* _WHAT YOU WILL DO_
Pick out the lines below with "Master" and list them.

* _MATERIAL PROVIDED_
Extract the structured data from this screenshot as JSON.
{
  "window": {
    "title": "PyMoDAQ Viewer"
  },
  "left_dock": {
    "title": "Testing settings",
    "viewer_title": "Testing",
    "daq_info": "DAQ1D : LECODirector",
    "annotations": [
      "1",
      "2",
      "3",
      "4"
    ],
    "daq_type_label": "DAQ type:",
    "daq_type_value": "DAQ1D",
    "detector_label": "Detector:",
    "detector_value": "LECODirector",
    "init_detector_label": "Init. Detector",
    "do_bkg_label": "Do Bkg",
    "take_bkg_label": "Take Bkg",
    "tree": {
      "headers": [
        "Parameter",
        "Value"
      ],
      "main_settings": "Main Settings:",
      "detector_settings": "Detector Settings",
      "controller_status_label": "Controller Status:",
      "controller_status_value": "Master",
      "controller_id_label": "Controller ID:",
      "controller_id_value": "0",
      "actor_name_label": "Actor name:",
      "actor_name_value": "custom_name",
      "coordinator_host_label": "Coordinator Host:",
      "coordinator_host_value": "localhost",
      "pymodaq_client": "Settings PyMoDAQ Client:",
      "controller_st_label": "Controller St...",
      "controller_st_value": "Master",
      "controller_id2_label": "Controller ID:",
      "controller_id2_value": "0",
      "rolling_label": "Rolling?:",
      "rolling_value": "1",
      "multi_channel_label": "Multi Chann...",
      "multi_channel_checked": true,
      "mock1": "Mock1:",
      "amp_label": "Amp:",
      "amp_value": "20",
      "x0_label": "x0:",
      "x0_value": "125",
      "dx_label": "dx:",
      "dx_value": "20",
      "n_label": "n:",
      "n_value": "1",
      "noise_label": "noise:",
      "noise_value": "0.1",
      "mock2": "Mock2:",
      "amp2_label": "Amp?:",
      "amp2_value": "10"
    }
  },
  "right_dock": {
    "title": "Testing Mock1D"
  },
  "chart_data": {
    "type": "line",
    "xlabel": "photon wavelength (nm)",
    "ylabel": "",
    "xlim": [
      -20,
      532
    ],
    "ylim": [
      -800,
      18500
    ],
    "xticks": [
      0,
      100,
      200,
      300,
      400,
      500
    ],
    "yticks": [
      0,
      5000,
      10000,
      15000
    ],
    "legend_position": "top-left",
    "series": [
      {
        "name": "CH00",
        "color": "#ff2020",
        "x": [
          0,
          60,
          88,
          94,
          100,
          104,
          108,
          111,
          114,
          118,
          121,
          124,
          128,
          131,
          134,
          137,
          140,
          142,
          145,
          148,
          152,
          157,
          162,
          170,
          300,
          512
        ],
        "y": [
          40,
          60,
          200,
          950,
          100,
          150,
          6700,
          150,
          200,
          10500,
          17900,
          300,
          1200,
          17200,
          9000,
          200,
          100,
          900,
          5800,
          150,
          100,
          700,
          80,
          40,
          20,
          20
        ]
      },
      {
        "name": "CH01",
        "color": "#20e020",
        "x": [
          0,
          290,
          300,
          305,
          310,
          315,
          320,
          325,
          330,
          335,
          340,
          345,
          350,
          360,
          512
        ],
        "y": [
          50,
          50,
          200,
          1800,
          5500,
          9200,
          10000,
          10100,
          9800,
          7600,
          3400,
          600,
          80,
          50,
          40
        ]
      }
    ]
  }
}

* _EXERCISE ANSWER_
      "controller_status_value": "Master",
      "controller_st_value": "Master",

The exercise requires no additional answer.